• **TASK INSTRUCTIONS**
Go through the listing and return every line with "Branch" in it.

Items listed in a dataset:
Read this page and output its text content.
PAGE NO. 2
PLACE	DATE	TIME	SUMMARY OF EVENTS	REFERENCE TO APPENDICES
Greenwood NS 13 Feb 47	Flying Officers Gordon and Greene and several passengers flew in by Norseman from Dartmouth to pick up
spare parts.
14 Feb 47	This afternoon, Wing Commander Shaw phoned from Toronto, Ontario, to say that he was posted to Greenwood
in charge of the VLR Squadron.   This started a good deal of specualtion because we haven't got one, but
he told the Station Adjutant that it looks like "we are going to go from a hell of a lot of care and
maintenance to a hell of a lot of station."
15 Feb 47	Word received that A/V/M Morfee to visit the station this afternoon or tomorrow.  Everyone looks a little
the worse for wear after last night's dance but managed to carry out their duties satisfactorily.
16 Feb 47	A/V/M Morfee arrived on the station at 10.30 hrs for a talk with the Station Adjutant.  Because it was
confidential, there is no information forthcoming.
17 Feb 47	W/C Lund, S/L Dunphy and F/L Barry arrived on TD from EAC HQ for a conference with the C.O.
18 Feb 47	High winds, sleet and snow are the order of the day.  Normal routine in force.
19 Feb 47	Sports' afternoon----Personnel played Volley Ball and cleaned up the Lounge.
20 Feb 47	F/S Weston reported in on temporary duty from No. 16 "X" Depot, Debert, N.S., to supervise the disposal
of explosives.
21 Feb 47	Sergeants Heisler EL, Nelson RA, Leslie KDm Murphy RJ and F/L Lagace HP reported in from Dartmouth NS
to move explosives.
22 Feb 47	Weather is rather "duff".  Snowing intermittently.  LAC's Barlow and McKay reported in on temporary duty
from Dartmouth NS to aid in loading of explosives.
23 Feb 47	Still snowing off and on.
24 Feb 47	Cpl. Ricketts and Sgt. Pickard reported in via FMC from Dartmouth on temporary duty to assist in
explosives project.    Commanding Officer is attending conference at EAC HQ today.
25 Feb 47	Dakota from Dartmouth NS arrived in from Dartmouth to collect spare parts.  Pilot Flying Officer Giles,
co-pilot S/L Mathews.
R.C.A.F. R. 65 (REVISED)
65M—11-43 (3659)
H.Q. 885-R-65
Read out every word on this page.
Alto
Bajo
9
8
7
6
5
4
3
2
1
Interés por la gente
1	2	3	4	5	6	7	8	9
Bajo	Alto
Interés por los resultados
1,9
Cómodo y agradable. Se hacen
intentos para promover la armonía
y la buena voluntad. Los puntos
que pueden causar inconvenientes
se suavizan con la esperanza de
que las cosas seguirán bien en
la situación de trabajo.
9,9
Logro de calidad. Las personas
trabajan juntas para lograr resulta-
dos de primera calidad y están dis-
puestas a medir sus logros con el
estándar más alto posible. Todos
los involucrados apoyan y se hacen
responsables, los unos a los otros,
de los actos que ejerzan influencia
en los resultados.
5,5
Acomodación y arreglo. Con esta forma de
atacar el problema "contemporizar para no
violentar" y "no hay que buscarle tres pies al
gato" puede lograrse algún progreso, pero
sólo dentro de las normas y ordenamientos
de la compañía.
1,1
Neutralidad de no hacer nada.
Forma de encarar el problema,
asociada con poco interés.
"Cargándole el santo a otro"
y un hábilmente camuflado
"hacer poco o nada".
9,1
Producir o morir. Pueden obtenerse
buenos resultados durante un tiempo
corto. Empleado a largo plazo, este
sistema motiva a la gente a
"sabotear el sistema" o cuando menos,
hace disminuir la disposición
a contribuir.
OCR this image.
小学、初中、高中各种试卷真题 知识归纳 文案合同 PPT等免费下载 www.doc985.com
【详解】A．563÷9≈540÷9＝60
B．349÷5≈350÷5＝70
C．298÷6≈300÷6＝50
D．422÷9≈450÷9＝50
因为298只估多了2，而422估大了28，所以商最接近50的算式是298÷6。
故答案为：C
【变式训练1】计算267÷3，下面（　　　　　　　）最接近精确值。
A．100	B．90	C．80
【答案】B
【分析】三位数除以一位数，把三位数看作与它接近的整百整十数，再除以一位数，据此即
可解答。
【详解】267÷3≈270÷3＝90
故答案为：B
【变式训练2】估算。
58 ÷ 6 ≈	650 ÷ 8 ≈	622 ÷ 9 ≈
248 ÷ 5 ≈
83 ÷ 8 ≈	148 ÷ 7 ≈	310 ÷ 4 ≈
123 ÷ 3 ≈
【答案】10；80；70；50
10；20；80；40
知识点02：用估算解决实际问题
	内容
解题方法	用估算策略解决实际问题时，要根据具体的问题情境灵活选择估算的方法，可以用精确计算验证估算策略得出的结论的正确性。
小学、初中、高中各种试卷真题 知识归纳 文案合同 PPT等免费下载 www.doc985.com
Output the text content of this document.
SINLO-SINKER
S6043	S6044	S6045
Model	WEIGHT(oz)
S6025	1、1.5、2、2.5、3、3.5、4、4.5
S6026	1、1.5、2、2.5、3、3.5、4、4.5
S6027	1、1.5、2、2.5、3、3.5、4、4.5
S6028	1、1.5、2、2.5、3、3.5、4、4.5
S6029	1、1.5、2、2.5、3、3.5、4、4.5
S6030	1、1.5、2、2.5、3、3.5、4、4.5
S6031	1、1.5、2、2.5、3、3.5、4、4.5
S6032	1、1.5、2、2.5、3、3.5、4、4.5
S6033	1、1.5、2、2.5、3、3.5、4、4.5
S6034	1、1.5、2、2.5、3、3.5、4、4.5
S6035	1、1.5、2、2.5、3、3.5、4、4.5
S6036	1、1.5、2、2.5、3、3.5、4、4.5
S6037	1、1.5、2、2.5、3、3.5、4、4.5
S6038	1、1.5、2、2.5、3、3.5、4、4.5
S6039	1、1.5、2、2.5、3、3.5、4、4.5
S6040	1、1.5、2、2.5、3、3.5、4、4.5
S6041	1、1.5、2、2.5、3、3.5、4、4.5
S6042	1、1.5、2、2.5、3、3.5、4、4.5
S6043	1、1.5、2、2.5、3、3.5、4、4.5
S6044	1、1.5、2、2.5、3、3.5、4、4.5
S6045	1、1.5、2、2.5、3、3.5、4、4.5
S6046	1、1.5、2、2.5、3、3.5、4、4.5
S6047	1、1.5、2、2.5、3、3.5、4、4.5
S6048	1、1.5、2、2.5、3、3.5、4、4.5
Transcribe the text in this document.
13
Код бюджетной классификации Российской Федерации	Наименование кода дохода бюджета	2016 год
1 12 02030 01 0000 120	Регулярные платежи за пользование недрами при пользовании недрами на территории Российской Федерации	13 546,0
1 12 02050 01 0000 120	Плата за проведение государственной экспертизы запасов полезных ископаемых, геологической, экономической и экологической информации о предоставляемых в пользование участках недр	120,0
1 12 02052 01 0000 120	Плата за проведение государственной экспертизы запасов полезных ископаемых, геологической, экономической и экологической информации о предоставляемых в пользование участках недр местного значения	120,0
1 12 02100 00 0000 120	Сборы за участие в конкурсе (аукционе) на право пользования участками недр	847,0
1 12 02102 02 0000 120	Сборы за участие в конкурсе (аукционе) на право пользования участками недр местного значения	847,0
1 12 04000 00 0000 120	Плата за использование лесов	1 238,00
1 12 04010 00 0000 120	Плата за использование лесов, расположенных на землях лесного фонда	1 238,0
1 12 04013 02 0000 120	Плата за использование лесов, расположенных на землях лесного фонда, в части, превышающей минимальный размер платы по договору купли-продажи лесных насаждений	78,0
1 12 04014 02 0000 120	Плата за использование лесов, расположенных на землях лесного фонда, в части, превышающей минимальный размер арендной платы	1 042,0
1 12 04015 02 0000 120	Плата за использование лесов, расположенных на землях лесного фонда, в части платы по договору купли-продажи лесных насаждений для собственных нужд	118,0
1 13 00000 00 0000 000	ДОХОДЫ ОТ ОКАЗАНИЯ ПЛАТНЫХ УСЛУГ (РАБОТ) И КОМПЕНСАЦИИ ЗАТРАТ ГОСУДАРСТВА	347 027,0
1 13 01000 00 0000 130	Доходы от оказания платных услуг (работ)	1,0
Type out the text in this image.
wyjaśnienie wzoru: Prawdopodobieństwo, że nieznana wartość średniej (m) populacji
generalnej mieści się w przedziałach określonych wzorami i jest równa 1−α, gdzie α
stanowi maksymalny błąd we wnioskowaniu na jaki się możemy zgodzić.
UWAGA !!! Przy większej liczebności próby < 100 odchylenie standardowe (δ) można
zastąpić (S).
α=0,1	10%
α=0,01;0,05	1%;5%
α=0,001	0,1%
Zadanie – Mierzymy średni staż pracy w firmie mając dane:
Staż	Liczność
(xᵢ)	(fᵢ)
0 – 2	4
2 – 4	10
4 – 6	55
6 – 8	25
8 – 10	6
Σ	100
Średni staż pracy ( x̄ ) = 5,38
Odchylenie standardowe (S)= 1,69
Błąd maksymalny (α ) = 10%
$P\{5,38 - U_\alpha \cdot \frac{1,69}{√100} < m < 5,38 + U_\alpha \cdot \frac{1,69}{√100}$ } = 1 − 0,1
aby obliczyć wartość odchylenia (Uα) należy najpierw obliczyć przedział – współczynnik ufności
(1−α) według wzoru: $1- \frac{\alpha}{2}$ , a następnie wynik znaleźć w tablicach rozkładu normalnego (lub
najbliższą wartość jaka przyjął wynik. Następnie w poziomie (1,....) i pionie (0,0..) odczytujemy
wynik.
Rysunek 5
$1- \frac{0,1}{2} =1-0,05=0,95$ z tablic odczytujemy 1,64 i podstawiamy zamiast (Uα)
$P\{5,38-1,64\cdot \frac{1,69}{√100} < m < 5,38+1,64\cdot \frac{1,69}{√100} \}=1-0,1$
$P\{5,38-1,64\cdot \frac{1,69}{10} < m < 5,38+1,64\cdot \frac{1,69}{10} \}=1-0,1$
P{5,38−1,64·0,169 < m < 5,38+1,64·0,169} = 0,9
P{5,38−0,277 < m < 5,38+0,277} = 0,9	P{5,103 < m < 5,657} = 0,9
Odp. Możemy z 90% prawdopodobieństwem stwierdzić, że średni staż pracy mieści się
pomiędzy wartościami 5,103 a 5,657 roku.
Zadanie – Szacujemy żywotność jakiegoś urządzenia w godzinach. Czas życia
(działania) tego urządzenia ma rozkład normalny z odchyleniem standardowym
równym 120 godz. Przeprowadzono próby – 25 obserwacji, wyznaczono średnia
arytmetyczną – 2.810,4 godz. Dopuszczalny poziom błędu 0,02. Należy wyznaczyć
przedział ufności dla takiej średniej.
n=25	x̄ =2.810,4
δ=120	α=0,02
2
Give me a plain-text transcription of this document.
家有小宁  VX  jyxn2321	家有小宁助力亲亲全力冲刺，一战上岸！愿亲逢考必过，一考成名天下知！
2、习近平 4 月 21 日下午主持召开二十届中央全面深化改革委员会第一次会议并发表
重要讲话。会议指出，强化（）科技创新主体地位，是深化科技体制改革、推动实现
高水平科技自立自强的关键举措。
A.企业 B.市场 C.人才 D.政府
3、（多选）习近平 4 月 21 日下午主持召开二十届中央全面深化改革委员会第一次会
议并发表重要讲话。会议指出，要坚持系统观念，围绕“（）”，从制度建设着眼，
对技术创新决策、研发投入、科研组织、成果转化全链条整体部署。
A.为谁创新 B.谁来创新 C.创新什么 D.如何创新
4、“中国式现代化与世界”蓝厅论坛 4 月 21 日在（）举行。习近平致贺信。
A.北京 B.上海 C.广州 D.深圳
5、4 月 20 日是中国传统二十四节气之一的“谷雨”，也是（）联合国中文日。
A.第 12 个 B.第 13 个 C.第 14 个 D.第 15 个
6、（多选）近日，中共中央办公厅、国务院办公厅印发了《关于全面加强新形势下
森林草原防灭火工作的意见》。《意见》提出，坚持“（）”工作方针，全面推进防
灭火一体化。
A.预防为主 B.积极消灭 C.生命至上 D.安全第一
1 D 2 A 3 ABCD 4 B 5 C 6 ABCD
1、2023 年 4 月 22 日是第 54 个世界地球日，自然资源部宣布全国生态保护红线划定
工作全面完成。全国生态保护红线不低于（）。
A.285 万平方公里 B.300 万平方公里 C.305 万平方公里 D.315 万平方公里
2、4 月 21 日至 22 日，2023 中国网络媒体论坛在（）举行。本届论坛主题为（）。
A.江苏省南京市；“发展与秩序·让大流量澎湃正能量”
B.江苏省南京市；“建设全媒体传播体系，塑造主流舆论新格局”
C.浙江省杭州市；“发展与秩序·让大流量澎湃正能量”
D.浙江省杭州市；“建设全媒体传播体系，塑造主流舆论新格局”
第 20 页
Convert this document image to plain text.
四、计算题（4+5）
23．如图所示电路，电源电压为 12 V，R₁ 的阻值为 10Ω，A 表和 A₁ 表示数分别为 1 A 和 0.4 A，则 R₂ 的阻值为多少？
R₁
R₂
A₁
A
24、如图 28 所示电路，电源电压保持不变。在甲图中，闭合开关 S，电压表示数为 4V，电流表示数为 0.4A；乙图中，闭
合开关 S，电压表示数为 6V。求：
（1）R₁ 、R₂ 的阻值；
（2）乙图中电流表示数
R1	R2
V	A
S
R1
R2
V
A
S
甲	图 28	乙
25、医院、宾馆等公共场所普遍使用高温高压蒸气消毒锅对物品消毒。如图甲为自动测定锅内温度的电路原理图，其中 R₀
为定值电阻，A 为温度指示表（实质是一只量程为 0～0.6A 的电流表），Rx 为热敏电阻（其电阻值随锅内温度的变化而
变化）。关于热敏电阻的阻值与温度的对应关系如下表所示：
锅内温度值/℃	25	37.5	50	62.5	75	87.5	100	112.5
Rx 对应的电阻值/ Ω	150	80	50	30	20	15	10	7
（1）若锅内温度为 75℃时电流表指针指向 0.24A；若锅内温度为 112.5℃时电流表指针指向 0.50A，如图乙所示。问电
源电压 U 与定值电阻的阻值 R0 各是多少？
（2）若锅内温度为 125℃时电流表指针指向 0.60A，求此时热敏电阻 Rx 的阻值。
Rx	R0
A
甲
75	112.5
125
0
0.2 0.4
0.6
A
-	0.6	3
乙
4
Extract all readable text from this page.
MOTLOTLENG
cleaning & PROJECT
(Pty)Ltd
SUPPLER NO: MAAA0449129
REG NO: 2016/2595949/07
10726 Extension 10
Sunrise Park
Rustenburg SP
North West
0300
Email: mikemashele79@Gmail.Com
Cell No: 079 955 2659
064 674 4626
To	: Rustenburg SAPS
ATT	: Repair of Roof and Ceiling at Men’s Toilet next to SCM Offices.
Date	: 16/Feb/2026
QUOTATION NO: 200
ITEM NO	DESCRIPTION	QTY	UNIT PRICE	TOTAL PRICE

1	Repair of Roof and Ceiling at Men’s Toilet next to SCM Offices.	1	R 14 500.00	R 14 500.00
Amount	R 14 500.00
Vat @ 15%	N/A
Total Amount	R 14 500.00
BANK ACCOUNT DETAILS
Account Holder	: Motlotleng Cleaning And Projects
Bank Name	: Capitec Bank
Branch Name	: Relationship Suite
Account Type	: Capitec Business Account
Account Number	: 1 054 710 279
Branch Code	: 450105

• **TASK ANSWER**
Branch Name	: Relationship Suite
Branch Code	: 450105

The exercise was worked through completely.